───── Seçilen bölüm ─────

Aslolan vaattir bir de güven!...
09 TEMMUZ 2007
Şu Duayen lafını oldum olası sevmem. Duayenliğin bana yakıştırılmasına karşı çıktığımdan değil. Tam tersine... Hak ettiğime inanmasam da bir konunun ustalık payesine layık görülmem, beni alabildiğine şımartır. Daha çok bu sözün melodisinin arkasında bir tür ‘ununu elemiş, eleğini duvara asmış’ bir hava varmış gibi hissederim...
Köşesine çekilmiş, elini ayağını dünya işlerinden çekmiş, hafif bilge... Fakat o da kendinden menkul... “Duayen” dendi mi, öyle hissediyorum işte...
Dün bizimkiler siyasi iletişim arenasındaki durumu tahlil etmeye çalışan yazımızın anonsunu verirken birinci sayfadan öyle demişler: “İletişim duayeni yazıyor: Partilerin seçim stratejileri!”...
Dün kaldığımız yerden devam edelim. Ne vaat etmiştik?.. Partilerin siyasi iletişim çalışmalarını 5 parametrede (etkende) değerlendireceğiz. Ayrıca her bir parametreyi üç iletişim ilkesi açısından puanlayacağız: İngilizce’sinden söylersek üç “C”... Creativity, Consistency, Continuity... Yani Yaratıcılık, Tutarlılık, Süreklilik...
Neydi o 5 etken?
1. Marka ve seçim vaadi
2. İletişim tasarımı
3. Görünürlük, medya satın alma stratejisi
4. PR ve etkinlik yönetimi
5. Medya ilişkileri...
5 yatay, 3 dikey alanda bakacağız yani. Basit bir matris işi...
Marka ve seçim vaadi
· Ak Parti’de durum hem çok açık hem çok karışık... Bu kadar vaat olmaz. Olursa birbirine çarpan etkisi yapmaz; birbirini bölen etkisi yapar. Bu kadar çok vaat sıralandığı zaman, her bir vaadin etkisi gün geçtikçe azalır. Ak Parti yatsın kalksın seçimlere çok az bir zaman kaldığı için dua etsin.
o Önce marka vaadine bakalım: Her şey Türkiye için!
o Sonra Seçim vaadi: Durmak Yok Yola Devam!
o Sonra seçim üst vaadi: Güven ve istikrar içinde.
o Daha sonra da diğer vaatler: Tek millet, tek bayrak, tek vatan, tek devlet; veya: Ders kitapları..., Kira öder gibi..., İstediğim hastanede..., Artık param değerlendi (neresi vaatse...), Eğitimde engeller kalktı..., Elektrik faturamı zamsız ödüyorum...
o Bu arada bir de sadece Erdoğan’a bırakılmış sloganlar var: Tüm hastaneleri halkımıza açtık!.. Birlikte Başardık, Yarım Bırakma.
Ne hikmetse hep unutulur. Dönüp bakmakta yarar var: Tüm zamanların en büyük seçim zaferi olarak kabul edilen Demokrat Parti’nin 1950 başarısının arkasında kaç slogan, kaç afiş vardı?.. Ben bir tane hatırlıyorum...

───── Verilen öğeler ─────

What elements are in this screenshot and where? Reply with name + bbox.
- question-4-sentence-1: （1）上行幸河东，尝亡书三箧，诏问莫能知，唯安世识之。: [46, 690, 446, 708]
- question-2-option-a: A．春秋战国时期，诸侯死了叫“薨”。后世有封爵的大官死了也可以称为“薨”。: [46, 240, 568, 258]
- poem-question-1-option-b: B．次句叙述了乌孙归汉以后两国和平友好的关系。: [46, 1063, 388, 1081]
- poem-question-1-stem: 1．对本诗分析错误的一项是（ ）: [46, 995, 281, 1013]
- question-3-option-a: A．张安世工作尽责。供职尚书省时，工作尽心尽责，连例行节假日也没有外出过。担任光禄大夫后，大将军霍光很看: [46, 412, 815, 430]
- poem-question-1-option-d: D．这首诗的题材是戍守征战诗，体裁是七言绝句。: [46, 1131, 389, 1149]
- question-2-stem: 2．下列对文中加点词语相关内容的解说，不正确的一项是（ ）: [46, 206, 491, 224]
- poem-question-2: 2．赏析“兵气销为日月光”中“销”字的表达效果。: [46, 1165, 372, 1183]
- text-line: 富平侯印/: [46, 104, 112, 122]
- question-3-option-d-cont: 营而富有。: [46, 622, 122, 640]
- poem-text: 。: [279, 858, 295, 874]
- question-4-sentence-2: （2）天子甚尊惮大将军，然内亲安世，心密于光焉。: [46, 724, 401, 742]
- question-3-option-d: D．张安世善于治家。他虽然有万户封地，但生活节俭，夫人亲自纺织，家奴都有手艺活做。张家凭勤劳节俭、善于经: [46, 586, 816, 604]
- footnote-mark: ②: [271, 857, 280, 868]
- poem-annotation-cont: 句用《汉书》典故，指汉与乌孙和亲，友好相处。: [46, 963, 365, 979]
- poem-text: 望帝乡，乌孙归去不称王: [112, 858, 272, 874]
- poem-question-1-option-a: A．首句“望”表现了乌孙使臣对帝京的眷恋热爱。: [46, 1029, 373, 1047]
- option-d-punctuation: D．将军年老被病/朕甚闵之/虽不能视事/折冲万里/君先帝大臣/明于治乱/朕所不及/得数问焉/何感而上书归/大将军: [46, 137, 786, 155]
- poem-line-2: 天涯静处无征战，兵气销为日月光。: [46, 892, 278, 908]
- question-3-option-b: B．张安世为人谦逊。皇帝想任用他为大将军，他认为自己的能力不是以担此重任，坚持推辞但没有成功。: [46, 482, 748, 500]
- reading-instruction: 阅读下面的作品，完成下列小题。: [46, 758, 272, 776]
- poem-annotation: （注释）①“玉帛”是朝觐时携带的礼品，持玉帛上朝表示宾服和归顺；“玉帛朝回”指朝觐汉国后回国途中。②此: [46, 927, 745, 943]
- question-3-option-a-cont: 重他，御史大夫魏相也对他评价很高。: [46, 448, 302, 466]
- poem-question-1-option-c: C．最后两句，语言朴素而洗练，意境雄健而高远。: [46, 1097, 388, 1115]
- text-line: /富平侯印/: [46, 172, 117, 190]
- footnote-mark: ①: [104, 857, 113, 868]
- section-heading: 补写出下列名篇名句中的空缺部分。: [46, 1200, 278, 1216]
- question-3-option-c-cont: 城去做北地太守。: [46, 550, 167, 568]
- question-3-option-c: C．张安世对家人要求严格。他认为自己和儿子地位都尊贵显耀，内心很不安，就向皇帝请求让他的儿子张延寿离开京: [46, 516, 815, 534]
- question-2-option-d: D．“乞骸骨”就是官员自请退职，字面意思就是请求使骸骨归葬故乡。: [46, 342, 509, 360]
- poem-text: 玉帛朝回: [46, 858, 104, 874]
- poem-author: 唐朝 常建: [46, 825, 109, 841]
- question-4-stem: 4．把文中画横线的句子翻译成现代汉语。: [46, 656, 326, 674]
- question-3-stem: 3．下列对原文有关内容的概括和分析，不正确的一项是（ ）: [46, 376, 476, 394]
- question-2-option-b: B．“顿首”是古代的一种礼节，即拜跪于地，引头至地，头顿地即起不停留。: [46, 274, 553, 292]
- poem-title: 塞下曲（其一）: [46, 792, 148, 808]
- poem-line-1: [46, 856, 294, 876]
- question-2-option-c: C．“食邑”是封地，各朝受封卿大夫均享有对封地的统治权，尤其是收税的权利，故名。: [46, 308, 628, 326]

─────

*Hedef*:
Seçilen bölümün "Dün bizimkiler siyasi" ile başlayıp "5. Medya ilişkileri..." ile biten kısmını, "Yaratıcılık" yerine "Özgünlük" yazarak tekrar ver.

*Tamamlanan görev*:
Dün bizimkiler siyasi iletişim arenasındaki durumu tahlil etmeye çalışan yazımızın anonsunu verirken birinci sayfadan öyle demişler: “İletişim duayeni yazıyor: Partilerin seçim stratejileri!”...
Dün kaldığımız yerden devam edelim. Ne vaat etmiştik?.. Partilerin siyasi iletişim çalışmalarını 5 parametrede (etkende) değerlendireceğiz. Ayrıca her bir parametreyi üç iletişim ilkesi açısından puanlayacağız: İngilizce’sinden söylersek üç “C”... Creativity, Consistency, Continuity... Yani Özgünlük, Tutarlılık, Süreklilik...
Neydi o 5 etken?
1. Marka ve seçim vaadi
2. İletişim tasarımı
3. Görünürlük, medya satın alma stratejisi
4. PR ve etkinlik yönetimi
5. Medya ilişkileri...